### [THE REQUEST]
Look through the material below for "name". Copy every line that contains it.

### [Stored dataset items]
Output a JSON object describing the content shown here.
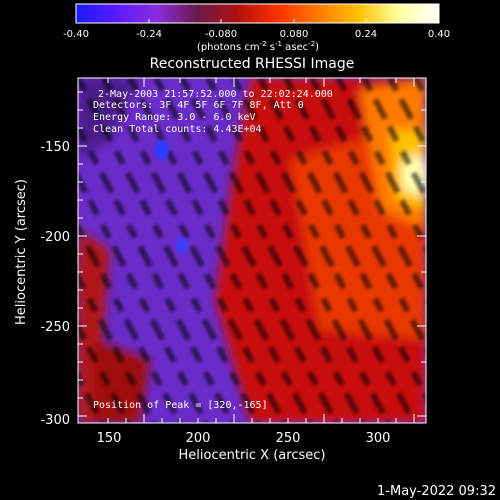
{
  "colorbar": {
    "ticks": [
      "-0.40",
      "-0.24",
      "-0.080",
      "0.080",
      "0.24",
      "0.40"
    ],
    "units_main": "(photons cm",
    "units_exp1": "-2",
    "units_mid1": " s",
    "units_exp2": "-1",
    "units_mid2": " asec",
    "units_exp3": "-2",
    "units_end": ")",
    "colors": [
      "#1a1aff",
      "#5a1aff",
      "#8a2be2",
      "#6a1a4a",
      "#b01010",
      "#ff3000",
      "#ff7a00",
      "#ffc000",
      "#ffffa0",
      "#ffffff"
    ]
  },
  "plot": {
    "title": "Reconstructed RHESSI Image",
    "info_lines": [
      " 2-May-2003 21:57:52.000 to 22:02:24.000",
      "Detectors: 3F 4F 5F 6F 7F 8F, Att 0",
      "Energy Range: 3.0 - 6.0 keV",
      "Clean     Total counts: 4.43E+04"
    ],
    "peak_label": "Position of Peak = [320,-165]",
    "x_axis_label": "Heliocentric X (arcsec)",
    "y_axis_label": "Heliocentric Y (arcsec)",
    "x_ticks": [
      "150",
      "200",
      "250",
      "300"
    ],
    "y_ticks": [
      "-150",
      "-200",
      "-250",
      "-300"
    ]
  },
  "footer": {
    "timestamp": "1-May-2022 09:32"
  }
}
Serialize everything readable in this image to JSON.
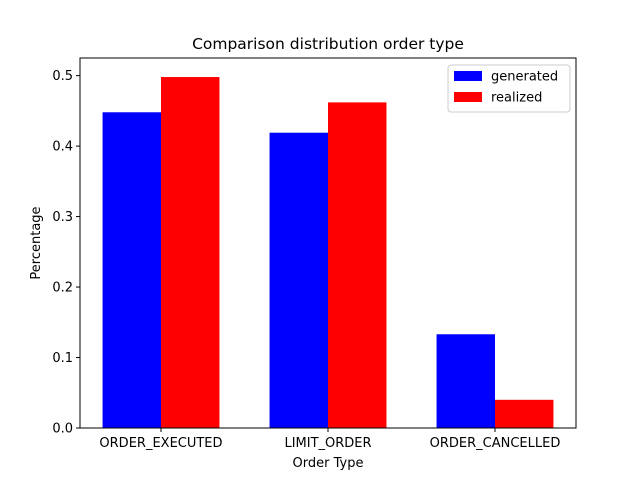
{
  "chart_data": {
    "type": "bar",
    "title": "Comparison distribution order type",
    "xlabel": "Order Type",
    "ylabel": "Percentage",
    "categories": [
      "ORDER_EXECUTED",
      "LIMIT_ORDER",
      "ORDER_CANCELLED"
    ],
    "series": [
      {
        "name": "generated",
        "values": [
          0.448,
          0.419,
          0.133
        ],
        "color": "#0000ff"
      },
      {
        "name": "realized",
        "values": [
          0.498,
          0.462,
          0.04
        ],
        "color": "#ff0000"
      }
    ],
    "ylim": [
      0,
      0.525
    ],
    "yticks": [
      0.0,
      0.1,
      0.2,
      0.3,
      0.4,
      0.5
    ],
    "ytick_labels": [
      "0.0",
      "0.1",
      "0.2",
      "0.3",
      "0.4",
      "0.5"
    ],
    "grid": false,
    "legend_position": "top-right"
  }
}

...

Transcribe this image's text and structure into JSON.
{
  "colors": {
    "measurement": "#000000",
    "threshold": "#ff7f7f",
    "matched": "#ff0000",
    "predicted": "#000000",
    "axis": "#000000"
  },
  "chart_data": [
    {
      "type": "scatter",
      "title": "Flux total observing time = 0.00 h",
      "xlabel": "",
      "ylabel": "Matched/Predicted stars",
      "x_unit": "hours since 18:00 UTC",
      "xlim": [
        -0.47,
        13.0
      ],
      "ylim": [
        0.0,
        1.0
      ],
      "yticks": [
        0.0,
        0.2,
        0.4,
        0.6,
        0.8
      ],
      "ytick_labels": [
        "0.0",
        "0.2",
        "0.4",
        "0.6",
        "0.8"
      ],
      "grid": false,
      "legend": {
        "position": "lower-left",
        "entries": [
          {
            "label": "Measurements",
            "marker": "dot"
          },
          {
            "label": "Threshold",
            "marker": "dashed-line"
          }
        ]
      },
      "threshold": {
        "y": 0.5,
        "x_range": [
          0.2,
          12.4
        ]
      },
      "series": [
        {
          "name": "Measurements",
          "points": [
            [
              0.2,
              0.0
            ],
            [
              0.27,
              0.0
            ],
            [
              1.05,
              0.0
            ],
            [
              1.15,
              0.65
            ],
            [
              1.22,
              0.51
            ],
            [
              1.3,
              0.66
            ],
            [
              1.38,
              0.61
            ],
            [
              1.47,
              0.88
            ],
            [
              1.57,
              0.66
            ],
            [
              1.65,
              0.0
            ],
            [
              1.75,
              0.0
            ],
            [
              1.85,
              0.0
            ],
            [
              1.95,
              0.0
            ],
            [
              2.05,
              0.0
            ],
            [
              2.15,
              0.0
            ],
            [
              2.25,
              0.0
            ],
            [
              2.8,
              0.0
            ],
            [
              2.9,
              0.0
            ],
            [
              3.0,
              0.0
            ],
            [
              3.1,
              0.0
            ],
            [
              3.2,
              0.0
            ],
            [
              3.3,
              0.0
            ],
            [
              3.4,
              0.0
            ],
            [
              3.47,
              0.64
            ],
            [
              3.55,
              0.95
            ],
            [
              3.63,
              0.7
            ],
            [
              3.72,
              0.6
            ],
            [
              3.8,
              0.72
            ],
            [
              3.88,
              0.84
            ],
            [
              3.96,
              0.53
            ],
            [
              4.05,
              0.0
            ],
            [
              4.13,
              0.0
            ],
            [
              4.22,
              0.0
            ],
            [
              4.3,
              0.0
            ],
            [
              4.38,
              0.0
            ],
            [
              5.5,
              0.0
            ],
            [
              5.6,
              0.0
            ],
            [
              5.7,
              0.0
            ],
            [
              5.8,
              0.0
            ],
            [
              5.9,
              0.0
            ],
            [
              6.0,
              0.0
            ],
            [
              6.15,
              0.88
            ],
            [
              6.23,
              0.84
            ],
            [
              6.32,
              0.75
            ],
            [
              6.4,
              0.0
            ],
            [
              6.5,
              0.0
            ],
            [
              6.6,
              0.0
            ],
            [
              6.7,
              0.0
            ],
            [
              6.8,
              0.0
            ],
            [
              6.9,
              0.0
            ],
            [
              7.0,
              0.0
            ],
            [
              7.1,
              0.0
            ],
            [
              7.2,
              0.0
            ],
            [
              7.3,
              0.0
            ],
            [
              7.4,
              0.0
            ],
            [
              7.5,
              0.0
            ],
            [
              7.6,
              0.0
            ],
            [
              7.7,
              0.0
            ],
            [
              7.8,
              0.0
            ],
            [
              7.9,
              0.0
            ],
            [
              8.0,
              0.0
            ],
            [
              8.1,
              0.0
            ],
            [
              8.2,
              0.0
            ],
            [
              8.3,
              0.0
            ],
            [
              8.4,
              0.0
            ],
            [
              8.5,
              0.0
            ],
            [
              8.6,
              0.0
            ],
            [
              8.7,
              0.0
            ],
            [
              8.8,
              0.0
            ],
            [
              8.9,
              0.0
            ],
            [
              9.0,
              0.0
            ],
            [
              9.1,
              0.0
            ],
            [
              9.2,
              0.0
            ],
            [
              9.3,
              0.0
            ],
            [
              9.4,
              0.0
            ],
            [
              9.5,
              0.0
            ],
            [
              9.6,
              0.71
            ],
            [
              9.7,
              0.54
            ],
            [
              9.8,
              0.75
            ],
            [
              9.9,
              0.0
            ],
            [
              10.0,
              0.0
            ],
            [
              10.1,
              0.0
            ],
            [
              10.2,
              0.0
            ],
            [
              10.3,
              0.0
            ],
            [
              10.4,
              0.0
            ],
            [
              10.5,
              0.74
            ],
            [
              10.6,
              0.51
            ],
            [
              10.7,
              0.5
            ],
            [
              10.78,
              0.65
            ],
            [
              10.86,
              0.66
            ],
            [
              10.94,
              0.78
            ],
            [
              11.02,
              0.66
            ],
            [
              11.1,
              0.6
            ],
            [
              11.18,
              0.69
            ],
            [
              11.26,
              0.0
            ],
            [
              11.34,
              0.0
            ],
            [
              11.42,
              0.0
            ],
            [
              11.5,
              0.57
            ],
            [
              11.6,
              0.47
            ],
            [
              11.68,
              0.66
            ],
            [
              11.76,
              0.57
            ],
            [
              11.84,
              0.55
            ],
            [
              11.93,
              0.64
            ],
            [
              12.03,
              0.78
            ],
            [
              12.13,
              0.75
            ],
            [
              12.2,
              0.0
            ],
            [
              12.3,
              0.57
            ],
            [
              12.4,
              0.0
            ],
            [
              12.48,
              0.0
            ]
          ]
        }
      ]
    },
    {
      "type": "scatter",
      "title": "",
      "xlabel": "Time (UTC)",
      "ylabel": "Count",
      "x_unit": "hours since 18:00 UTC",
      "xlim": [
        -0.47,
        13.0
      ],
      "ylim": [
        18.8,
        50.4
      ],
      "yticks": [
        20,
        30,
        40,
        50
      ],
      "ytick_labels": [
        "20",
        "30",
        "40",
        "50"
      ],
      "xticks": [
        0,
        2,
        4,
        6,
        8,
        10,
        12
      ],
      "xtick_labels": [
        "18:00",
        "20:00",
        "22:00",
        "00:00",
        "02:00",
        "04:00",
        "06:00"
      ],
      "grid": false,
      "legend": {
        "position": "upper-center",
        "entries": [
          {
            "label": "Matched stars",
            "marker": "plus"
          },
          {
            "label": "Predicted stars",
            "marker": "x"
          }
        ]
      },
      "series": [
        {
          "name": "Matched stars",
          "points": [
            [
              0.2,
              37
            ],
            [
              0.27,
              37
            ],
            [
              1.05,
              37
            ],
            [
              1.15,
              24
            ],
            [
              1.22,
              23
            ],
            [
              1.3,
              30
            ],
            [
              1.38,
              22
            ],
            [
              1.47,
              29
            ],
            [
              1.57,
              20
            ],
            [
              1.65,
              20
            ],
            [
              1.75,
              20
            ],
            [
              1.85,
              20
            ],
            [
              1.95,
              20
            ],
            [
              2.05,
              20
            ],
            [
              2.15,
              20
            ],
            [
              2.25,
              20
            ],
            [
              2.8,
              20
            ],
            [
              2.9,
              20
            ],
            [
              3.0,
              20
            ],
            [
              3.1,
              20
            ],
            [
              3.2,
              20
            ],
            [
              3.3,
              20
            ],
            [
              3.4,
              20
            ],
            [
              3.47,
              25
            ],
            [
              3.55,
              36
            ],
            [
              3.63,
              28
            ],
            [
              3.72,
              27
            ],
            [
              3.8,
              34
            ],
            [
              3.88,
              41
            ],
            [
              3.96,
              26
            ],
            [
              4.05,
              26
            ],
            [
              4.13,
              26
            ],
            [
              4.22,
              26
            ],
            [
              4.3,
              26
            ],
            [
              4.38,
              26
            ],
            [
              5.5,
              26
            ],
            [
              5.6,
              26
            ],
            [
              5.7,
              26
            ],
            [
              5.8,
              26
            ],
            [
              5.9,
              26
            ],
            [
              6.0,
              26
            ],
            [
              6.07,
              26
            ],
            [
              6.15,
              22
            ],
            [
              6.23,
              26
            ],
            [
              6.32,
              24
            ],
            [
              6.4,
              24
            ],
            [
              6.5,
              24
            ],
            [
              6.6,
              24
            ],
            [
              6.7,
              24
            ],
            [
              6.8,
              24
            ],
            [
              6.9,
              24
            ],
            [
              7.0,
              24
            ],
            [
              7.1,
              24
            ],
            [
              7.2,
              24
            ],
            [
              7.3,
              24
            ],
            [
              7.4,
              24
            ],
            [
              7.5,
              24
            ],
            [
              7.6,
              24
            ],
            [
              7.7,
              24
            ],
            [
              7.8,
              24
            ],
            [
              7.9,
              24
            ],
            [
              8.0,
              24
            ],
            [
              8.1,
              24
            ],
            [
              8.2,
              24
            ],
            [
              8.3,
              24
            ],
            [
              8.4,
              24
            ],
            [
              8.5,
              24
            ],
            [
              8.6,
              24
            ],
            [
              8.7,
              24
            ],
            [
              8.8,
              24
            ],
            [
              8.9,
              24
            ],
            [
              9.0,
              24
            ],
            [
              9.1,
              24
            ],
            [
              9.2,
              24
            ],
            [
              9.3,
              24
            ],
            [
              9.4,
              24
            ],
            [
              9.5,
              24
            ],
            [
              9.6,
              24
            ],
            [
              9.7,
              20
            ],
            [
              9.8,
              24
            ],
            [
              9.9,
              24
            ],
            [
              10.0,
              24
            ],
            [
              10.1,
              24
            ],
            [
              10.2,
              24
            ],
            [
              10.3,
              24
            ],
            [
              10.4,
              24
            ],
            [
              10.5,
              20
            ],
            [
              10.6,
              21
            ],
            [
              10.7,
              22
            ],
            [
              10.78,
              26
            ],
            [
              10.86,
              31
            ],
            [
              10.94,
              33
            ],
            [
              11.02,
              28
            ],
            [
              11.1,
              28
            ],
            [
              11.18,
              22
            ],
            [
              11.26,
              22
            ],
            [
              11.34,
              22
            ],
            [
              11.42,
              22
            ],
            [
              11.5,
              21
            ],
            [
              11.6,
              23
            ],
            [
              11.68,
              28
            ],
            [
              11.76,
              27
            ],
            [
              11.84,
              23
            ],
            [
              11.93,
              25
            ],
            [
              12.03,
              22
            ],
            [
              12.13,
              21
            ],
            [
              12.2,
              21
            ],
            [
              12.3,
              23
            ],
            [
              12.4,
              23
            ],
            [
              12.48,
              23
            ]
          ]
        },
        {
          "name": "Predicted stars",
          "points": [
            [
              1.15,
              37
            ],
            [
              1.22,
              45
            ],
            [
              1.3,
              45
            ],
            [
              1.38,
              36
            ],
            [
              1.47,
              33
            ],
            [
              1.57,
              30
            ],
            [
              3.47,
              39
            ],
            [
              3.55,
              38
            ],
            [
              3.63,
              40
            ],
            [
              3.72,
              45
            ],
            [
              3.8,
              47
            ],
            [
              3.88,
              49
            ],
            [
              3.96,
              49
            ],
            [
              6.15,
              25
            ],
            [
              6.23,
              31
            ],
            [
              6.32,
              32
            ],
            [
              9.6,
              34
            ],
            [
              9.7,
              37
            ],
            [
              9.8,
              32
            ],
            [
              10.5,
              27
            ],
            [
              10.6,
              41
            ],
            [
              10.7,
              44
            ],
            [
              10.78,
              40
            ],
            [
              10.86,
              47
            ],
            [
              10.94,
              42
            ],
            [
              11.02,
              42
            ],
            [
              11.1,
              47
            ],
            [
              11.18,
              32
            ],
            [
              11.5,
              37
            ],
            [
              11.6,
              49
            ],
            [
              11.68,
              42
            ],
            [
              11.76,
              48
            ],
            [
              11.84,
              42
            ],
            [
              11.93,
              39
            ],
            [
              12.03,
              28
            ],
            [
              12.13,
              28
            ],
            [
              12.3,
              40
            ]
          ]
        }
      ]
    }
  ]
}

### [FINISHED EXERCISE]
        "name": "generated",
        "name": "realized",
          "name": "Measurements",
          "name": "Matched stars",
          "name": "Predicted stars",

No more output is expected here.